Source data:
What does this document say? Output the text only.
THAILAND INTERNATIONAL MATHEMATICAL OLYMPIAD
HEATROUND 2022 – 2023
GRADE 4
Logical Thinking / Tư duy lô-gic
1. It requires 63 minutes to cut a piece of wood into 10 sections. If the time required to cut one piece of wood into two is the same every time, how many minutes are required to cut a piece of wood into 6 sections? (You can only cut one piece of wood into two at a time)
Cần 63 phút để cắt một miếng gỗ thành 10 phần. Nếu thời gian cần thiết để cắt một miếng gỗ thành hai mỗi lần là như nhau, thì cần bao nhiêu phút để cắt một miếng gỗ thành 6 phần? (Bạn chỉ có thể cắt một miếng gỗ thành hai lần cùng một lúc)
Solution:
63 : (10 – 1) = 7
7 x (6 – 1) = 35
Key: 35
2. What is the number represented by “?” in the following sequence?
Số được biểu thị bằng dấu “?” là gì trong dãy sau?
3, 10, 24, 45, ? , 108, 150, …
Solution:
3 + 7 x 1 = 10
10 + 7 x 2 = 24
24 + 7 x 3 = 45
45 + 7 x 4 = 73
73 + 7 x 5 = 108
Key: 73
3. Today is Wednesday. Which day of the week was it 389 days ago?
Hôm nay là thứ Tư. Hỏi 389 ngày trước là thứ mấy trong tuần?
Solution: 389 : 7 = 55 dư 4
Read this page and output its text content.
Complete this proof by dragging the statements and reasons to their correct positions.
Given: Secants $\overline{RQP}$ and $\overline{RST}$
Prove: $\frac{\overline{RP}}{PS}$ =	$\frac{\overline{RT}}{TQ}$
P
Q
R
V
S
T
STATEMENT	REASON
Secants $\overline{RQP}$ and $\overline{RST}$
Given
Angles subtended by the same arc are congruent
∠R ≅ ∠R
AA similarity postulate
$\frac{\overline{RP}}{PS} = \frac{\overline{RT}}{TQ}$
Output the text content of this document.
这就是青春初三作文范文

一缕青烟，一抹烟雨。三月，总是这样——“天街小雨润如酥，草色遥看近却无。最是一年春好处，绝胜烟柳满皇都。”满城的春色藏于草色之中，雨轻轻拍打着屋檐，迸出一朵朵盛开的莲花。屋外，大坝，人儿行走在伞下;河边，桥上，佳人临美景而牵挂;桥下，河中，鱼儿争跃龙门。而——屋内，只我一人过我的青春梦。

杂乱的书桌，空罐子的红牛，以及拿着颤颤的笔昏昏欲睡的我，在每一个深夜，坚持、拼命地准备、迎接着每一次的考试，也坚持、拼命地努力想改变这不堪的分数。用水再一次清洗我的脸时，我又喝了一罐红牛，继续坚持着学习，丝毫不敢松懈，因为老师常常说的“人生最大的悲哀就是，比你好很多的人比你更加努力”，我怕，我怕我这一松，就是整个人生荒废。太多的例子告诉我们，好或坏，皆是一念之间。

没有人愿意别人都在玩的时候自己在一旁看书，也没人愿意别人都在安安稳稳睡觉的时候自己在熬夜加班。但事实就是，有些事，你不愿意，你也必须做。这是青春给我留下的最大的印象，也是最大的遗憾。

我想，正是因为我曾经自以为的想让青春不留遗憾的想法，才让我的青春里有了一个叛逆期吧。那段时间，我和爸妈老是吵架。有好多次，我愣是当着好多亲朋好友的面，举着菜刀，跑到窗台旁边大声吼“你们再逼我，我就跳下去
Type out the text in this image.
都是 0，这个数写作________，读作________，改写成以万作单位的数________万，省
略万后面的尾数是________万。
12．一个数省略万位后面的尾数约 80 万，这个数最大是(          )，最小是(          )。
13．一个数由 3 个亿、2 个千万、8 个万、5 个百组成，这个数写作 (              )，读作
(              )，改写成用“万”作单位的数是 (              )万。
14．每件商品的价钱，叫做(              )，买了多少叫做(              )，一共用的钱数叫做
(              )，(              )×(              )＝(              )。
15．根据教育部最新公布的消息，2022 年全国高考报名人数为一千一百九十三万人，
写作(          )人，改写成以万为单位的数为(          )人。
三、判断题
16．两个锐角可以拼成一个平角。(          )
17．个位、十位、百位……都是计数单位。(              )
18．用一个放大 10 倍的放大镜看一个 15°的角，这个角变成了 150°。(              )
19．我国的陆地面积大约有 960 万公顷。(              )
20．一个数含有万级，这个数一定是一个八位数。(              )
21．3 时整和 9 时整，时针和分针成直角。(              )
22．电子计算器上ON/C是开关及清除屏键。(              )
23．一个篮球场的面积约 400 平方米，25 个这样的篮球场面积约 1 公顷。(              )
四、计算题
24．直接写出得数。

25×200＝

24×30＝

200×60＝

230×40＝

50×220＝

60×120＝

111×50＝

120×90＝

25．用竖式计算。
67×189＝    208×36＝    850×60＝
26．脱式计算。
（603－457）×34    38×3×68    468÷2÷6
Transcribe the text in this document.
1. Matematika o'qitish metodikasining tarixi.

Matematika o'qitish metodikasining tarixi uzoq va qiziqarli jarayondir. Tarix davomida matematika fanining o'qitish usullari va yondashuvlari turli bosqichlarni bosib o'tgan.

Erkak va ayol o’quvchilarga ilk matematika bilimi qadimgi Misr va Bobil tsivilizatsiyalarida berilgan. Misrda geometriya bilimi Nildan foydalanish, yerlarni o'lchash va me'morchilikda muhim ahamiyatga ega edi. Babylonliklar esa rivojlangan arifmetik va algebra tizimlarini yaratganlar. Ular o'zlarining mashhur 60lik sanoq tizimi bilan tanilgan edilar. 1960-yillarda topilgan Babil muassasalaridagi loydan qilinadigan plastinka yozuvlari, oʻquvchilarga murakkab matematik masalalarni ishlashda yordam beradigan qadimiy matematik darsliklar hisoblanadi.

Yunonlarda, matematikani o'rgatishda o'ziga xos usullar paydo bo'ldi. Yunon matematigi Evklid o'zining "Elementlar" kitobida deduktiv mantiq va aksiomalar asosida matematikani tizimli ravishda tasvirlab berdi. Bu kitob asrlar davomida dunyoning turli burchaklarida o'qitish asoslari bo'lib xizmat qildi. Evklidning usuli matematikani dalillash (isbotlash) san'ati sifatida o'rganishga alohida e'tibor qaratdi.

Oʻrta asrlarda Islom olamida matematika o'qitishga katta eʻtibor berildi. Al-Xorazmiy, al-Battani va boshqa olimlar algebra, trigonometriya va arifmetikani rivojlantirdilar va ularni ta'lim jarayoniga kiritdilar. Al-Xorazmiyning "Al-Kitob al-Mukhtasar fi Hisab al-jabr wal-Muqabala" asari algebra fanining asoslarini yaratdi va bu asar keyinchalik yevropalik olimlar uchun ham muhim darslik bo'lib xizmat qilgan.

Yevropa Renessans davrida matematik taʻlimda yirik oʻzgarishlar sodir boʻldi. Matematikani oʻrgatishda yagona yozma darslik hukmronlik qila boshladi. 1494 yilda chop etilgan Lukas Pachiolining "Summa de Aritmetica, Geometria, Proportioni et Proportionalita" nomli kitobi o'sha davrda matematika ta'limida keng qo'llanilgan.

* Exercise directions: Word for word, quote all of the data above.

* Task output:
What does this document say? Output the text only.
THAILAND INTERNATIONAL MATHEMATICAL OLYMPIAD
HEATROUND 2022 – 2023
GRADE 4
Logical Thinking / Tư duy lô-gic
1. It requires 63 minutes to cut a piece of wood into 10 sections. If the time required to cut one piece of wood into two is the same every time, how many minutes are required to cut a piece of wood into 6 sections? (You can only cut one piece of wood into two at a time)
Cần 63 phút để cắt một miếng gỗ thành 10 phần. Nếu thời gian cần thiết để cắt một miếng gỗ thành hai mỗi lần là như nhau, thì cần bao nhiêu phút để cắt một miếng gỗ thành 6 phần? (Bạn chỉ có thể cắt một miếng gỗ thành hai lần cùng một lúc)
Solution:
63 : (10 – 1) = 7
7 x (6 – 1) = 35
Key: 35
2. What is the number represented by “?” in the following sequence?
Số được biểu thị bằng dấu “?” là gì trong dãy sau?
3, 10, 24, 45, ? , 108, 150, …
Solution:
3 + 7 x 1 = 10
10 + 7 x 2 = 24
24 + 7 x 3 = 45
45 + 7 x 4 = 73
73 + 7 x 5 = 108
Key: 73
3. Today is Wednesday. Which day of the week was it 389 days ago?
Hôm nay là thứ Tư. Hỏi 389 ngày trước là thứ mấy trong tuần?
Solution: 389 : 7 = 55 dư 4
Read this page and output its text content.
Complete this proof by dragging the statements and reasons to their correct positions.
Given: Secants $\overline{RQP}$ and $\overline{RST}$
Prove: $\frac{\overline{RP}}{PS}$ =	$\frac{\overline{RT}}{TQ}$
P
Q
R
V
S
T
STATEMENT	REASON
Secants $\overline{RQP}$ and $\overline{RST}$
Given
Angles subtended by the same arc are congruent
∠R ≅ ∠R
AA similarity postulate
$\frac{\overline{RP}}{PS} = \frac{\overline{RT}}{TQ}$
Output the text content of this document.
这就是青春初三作文范文

一缕青烟，一抹烟雨。三月，总是这样——“天街小雨润如酥，草色遥看近却无。最是一年春好处，绝胜烟柳满皇都。”满城的春色藏于草色之中，雨轻轻拍打着屋檐，迸出一朵朵盛开的莲花。屋外，大坝，人儿行走在伞下;河边，桥上，佳人临美景而牵挂;桥下，河中，鱼儿争跃龙门。而——屋内，只我一人过我的青春梦。

杂乱的书桌，空罐子的红牛，以及拿着颤颤的笔昏昏欲睡的我，在每一个深夜，坚持、拼命地准备、迎接着每一次的考试，也坚持、拼命地努力想改变这不堪的分数。用水再一次清洗我的脸时，我又喝了一罐红牛，继续坚持着学习，丝毫不敢松懈，因为老师常常说的“人生最大的悲哀就是，比你好很多的人比你更加努力”，我怕，我怕我这一松，就是整个人生荒废。太多的例子告诉我们，好或坏，皆是一念之间。

没有人愿意别人都在玩的时候自己在一旁看书，也没人愿意别人都在安安稳稳睡觉的时候自己在熬夜加班。但事实就是，有些事，你不愿意，你也必须做。这是青春给我留下的最大的印象，也是最大的遗憾。

我想，正是因为我曾经自以为的想让青春不留遗憾的想法，才让我的青春里有了一个叛逆期吧。那段时间，我和爸妈老是吵架。有好多次，我愣是当着好多亲朋好友的面，举着菜刀，跑到窗台旁边大声吼“你们再逼我，我就跳下去
Type out the text in this image.
都是 0，这个数写作________，读作________，改写成以万作单位的数________万，省
略万后面的尾数是________万。
12．一个数省略万位后面的尾数约 80 万，这个数最大是(          )，最小是(          )。
13．一个数由 3 个亿、2 个千万、8 个万、5 个百组成，这个数写作 (              )，读作
(              )，改写成用“万”作单位的数是 (              )万。
14．每件商品的价钱，叫做(              )，买了多少叫做(              )，一共用的钱数叫做
(              )，(              )×(              )＝(              )。
15．根据教育部最新公布的消息，2022 年全国高考报名人数为一千一百九十三万人，
写作(          )人，改写成以万为单位的数为(          )人。
三、判断题
16．两个锐角可以拼成一个平角。(          )
17．个位、十位、百位……都是计数单位。(              )
18．用一个放大 10 倍的放大镜看一个 15°的角，这个角变成了 150°。(              )
19．我国的陆地面积大约有 960 万公顷。(              )
20．一个数含有万级，这个数一定是一个八位数。(              )
21．3 时整和 9 时整，时针和分针成直角。(              )
22．电子计算器上ON/C是开关及清除屏键。(              )
23．一个篮球场的面积约 400 平方米，25 个这样的篮球场面积约 1 公顷。(              )
四、计算题
24．直接写出得数。

25×200＝

24×30＝

200×60＝

230×40＝

50×220＝

60×120＝

111×50＝

120×90＝

25．用竖式计算。
67×189＝    208×36＝    850×60＝
26．脱式计算。
（603－457）×34    38×3×68    468÷2÷6
Transcribe the text in this document.
1. Matematika o'qitish metodikasining tarixi.

Matematika o'qitish metodikasining tarixi uzoq va qiziqarli jarayondir. Tarix davomida matematika fanining o'qitish usullari va yondashuvlari turli bosqichlarni bosib o'tgan.

Erkak va ayol o’quvchilarga ilk matematika bilimi qadimgi Misr va Bobil tsivilizatsiyalarida berilgan. Misrda geometriya bilimi Nildan foydalanish, yerlarni o'lchash va me'morchilikda muhim ahamiyatga ega edi. Babylonliklar esa rivojlangan arifmetik va algebra tizimlarini yaratganlar. Ular o'zlarining mashhur 60lik sanoq tizimi bilan tanilgan edilar. 1960-yillarda topilgan Babil muassasalaridagi loydan qilinadigan plastinka yozuvlari, oʻquvchilarga murakkab matematik masalalarni ishlashda yordam beradigan qadimiy matematik darsliklar hisoblanadi.

Yunonlarda, matematikani o'rgatishda o'ziga xos usullar paydo bo'ldi. Yunon matematigi Evklid o'zining "Elementlar" kitobida deduktiv mantiq va aksiomalar asosida matematikani tizimli ravishda tasvirlab berdi. Bu kitob asrlar davomida dunyoning turli burchaklarida o'qitish asoslari bo'lib xizmat qildi. Evklidning usuli matematikani dalillash (isbotlash) san'ati sifatida o'rganishga alohida e'tibor qaratdi.

Oʻrta asrlarda Islom olamida matematika o'qitishga katta eʻtibor berildi. Al-Xorazmiy, al-Battani va boshqa olimlar algebra, trigonometriya va arifmetikani rivojlantirdilar va ularni ta'lim jarayoniga kiritdilar. Al-Xorazmiyning "Al-Kitob al-Mukhtasar fi Hisab al-jabr wal-Muqabala" asari algebra fanining asoslarini yaratdi va bu asar keyinchalik yevropalik olimlar uchun ham muhim darslik bo'lib xizmat qilgan.

Yevropa Renessans davrida matematik taʻlimda yirik oʻzgarishlar sodir boʻldi. Matematikani oʻrgatishda yagona yozma darslik hukmronlik qila boshladi. 1494 yilda chop etilgan Lukas Pachiolining "Summa de Aritmetica, Geometria, Proportioni et Proportionalita" nomli kitobi o'sha davrda matematika ta'limida keng qo'llanilgan.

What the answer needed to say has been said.